## begin Dataset content
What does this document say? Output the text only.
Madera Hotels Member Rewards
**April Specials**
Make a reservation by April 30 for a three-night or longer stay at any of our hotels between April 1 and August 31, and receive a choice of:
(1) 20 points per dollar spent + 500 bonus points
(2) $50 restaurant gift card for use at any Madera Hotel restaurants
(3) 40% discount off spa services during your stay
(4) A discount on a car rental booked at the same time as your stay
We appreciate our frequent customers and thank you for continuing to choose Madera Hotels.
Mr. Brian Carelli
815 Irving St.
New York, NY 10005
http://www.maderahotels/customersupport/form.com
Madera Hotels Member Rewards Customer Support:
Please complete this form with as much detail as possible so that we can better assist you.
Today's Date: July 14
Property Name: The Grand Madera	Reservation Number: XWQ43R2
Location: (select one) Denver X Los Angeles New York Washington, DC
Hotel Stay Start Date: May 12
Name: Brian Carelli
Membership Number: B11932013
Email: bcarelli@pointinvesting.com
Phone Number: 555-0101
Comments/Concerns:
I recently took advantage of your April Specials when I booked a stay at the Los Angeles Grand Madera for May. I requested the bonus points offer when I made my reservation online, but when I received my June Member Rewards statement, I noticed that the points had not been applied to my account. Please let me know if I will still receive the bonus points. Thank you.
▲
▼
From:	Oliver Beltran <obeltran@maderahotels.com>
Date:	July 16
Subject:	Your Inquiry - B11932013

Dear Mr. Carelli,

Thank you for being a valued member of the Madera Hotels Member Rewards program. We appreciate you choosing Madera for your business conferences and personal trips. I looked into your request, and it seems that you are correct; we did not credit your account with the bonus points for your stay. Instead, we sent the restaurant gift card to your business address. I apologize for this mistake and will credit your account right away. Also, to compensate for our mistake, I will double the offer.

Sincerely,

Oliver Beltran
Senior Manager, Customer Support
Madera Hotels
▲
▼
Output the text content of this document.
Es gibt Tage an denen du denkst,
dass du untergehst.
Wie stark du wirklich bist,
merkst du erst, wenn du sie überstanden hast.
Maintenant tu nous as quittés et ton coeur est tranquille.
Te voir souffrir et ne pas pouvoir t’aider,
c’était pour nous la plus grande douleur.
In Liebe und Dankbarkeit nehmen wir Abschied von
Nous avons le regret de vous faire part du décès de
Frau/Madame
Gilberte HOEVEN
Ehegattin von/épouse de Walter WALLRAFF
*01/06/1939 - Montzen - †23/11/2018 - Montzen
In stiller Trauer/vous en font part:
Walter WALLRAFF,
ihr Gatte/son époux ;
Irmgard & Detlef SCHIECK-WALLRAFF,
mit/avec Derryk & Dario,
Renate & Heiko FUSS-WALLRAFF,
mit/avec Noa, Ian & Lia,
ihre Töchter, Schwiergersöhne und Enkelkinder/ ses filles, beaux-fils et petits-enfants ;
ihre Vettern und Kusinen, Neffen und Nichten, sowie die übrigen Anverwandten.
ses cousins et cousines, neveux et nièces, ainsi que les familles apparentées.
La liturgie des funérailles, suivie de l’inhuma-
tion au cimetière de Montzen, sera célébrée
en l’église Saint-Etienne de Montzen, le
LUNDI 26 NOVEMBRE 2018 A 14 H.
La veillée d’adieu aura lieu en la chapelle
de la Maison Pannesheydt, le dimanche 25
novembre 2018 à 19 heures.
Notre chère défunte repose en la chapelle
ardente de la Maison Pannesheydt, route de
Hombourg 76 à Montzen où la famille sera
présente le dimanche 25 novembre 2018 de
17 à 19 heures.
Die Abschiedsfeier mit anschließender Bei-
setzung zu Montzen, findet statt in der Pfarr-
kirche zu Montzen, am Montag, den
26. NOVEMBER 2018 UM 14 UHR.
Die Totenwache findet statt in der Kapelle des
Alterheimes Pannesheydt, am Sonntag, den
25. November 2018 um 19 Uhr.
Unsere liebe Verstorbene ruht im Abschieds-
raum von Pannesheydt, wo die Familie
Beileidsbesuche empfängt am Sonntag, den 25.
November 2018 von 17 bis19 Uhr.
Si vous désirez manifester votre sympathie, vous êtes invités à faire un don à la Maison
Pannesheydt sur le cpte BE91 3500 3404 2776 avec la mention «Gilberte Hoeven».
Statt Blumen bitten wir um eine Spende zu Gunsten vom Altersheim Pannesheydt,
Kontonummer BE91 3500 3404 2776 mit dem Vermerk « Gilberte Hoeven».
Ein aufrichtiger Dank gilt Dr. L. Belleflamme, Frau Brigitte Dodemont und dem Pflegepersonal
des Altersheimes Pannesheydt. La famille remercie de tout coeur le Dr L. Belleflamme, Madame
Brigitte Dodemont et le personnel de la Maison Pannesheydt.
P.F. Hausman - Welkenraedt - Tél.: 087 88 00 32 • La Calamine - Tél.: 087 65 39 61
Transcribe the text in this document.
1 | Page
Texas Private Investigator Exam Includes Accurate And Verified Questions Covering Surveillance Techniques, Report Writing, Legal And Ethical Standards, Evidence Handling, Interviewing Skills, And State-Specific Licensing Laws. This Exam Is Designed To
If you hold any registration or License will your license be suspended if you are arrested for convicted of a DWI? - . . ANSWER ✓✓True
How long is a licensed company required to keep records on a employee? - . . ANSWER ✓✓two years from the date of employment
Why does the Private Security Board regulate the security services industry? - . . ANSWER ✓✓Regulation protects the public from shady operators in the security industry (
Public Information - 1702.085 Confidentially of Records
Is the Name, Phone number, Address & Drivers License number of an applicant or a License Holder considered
## end Dataset content
Requirement - Search the data above for the string "does" and return every line that has it.

Problem solution -
What does this document say? Output the text only.
Why does the Private Security Board regulate the security services industry? - . . ANSWER ✓✓Regulation protects the public from shady operators in the security industry (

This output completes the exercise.